• [EXTRACTED RECORDS]
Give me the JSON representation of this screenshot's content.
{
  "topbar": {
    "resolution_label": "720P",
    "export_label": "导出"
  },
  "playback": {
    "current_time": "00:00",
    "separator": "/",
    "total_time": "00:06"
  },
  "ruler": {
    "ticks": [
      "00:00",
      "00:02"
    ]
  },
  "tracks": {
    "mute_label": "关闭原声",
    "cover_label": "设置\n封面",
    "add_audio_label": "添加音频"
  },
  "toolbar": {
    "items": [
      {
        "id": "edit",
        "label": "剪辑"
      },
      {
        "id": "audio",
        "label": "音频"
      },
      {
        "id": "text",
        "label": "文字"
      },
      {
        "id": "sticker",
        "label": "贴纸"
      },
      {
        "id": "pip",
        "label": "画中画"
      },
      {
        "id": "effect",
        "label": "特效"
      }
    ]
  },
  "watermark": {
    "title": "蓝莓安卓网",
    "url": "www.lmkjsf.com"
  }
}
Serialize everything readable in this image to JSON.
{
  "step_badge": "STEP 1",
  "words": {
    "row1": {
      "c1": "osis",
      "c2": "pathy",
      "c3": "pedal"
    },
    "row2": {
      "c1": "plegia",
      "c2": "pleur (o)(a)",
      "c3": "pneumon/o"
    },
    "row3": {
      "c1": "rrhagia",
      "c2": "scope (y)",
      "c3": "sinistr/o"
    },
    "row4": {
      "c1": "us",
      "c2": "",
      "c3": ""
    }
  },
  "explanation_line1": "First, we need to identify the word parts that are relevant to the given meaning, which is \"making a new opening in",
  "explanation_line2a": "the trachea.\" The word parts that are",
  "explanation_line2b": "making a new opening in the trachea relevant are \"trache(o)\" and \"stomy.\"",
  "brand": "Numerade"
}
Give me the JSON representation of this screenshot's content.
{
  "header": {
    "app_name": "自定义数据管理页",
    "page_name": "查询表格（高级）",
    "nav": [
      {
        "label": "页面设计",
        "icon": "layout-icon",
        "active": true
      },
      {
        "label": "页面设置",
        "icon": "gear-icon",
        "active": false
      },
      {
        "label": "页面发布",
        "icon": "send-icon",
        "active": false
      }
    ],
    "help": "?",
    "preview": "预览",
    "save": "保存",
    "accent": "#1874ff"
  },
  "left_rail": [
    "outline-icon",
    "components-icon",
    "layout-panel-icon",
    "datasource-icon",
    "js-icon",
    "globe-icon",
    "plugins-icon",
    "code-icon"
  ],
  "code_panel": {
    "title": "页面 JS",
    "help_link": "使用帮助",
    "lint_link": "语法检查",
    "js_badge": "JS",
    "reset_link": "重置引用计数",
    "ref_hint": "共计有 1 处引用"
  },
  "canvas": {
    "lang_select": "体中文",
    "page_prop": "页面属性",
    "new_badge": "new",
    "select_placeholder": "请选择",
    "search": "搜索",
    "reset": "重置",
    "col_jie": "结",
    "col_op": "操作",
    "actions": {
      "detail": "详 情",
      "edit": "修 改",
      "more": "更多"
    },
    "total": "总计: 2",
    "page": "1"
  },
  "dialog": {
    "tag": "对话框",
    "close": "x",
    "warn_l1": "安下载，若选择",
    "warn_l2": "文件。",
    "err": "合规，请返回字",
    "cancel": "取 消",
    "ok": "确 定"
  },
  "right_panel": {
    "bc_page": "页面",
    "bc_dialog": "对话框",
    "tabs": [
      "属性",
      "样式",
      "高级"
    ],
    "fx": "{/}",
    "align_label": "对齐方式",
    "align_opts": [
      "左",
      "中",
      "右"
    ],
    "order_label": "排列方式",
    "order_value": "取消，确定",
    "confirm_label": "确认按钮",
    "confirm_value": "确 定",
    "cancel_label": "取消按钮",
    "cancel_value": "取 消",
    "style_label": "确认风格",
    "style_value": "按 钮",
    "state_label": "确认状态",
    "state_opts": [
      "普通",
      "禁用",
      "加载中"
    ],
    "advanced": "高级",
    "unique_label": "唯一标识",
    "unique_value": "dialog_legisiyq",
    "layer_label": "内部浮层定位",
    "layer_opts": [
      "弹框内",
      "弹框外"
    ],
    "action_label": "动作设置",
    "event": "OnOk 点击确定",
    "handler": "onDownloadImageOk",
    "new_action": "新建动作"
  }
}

• [TASK INSTRUCTIONS]
Using the entries above, tally how many lines have the word "opening" in them; write the number and nothing more.

• [THE OUTPUT]
2